• [EXERCISE REQUIREMENTS]
Extract, from the records beneath this instruction, each line that contains the word "Downloads".

---------- DATA FOR THIS TASK

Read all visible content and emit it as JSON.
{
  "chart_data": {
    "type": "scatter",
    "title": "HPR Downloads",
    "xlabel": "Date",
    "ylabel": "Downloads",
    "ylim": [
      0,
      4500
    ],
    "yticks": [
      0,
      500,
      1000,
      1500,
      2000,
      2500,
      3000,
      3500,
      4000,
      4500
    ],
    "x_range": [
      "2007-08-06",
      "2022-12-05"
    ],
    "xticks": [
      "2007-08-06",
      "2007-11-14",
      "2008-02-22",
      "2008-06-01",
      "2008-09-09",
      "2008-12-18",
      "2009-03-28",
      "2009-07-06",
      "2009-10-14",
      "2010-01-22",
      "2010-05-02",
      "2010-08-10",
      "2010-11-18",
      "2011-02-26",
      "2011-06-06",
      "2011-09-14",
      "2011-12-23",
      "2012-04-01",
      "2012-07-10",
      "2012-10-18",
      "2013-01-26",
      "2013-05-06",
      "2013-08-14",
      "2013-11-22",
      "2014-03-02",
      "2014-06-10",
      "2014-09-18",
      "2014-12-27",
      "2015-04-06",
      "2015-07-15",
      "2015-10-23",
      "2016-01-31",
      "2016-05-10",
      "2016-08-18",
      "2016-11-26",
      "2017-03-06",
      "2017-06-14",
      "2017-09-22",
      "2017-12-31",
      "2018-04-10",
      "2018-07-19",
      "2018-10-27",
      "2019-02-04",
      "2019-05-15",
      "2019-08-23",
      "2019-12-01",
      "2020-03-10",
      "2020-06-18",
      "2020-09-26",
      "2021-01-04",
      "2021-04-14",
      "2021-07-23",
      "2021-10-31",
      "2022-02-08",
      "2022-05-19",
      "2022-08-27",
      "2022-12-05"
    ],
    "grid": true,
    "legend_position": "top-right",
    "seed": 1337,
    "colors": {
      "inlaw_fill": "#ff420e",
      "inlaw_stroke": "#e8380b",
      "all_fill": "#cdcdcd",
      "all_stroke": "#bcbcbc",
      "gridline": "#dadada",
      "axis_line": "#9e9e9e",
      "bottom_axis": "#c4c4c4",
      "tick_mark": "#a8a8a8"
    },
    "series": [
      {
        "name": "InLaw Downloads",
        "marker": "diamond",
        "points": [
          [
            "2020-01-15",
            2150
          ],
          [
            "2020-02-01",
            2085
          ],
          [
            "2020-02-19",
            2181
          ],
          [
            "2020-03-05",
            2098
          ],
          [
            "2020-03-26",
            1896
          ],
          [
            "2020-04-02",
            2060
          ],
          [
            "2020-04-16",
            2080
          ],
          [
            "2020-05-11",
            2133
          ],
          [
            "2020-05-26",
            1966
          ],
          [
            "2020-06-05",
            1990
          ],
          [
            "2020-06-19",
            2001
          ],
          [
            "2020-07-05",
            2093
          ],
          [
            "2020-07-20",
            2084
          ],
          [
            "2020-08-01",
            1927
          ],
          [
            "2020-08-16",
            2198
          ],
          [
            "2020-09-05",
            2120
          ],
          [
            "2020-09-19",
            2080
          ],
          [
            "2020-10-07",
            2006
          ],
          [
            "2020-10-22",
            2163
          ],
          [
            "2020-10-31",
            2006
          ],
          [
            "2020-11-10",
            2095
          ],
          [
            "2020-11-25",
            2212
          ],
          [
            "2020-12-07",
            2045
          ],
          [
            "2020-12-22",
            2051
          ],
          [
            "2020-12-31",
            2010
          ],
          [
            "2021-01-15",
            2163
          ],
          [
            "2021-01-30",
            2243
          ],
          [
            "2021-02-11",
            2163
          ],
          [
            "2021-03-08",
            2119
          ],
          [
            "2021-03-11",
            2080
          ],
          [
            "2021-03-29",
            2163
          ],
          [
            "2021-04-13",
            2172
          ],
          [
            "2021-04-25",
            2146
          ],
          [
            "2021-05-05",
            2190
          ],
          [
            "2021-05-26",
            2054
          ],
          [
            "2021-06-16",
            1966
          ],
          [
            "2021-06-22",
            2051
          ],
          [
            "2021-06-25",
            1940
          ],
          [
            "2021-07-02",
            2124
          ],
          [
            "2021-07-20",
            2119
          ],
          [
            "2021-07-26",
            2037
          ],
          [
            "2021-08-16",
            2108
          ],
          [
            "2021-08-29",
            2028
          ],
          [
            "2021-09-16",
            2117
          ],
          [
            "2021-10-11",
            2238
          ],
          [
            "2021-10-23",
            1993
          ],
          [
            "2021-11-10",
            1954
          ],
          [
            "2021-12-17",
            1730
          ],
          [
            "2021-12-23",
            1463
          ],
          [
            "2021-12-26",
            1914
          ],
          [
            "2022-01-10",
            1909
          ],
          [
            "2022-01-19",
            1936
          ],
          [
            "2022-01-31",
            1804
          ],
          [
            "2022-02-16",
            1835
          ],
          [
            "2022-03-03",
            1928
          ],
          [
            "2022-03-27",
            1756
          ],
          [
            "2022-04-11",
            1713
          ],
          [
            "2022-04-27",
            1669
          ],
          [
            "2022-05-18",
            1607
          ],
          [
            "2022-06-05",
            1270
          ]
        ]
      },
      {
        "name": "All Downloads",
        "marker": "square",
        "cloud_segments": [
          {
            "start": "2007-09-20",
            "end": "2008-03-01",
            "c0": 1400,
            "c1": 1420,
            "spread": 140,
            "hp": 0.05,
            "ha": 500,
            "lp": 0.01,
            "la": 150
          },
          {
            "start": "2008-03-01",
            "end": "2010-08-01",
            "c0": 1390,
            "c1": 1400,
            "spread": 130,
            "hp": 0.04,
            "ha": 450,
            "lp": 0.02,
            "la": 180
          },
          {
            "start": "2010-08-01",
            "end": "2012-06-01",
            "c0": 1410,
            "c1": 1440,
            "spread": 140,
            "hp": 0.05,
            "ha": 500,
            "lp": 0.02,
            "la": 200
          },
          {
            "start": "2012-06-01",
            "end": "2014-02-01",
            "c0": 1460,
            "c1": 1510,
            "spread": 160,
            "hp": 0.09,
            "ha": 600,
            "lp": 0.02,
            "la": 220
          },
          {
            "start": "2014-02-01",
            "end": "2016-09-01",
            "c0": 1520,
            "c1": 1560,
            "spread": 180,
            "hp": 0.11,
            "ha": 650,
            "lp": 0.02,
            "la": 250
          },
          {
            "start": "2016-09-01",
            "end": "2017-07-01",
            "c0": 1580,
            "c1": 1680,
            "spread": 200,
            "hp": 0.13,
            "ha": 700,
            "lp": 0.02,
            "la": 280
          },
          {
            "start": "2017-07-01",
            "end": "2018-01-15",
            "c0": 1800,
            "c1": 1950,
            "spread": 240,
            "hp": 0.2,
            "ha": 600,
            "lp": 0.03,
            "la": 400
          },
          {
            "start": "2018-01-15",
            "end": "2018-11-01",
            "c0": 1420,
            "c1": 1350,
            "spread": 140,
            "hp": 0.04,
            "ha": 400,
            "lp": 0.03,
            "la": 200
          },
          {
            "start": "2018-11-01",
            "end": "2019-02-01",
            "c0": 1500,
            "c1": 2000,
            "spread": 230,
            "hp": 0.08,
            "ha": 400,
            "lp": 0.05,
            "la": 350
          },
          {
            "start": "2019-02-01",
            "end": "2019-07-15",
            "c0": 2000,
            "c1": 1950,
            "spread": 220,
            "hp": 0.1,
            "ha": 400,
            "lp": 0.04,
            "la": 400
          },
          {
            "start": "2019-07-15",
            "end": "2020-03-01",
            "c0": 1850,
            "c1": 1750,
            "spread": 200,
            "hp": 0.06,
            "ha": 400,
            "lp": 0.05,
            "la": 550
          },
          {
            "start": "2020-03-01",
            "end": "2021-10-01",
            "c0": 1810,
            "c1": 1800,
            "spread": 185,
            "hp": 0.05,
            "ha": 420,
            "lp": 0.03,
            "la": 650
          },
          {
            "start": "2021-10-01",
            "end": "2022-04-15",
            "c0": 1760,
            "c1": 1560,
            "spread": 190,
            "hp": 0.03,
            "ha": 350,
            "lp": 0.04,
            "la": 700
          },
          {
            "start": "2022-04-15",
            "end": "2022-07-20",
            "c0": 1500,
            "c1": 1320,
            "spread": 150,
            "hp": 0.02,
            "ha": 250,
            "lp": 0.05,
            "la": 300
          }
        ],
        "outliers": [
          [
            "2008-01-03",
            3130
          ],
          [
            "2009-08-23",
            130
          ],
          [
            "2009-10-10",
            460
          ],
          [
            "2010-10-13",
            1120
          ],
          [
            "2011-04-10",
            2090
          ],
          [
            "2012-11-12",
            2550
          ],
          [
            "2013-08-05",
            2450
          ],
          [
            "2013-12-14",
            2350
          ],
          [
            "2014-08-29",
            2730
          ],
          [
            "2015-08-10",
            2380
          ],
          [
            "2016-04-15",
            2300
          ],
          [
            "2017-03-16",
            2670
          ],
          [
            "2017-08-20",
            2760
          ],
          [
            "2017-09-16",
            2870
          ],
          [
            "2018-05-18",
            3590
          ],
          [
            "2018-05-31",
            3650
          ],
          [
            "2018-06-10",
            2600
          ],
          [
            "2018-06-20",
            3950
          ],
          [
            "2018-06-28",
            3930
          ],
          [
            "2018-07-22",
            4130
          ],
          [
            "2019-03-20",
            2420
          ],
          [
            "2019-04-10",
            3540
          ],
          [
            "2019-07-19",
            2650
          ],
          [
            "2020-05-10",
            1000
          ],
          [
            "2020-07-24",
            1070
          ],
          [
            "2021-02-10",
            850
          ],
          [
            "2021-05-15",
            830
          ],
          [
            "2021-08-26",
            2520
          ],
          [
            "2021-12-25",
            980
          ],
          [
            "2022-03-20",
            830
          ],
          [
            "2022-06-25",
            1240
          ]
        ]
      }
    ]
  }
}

--------------------

• [WRITTEN REPLY]
    "title": "HPR Downloads",
    "ylabel": "Downloads",
        "name": "InLaw Downloads",
        "name": "All Downloads",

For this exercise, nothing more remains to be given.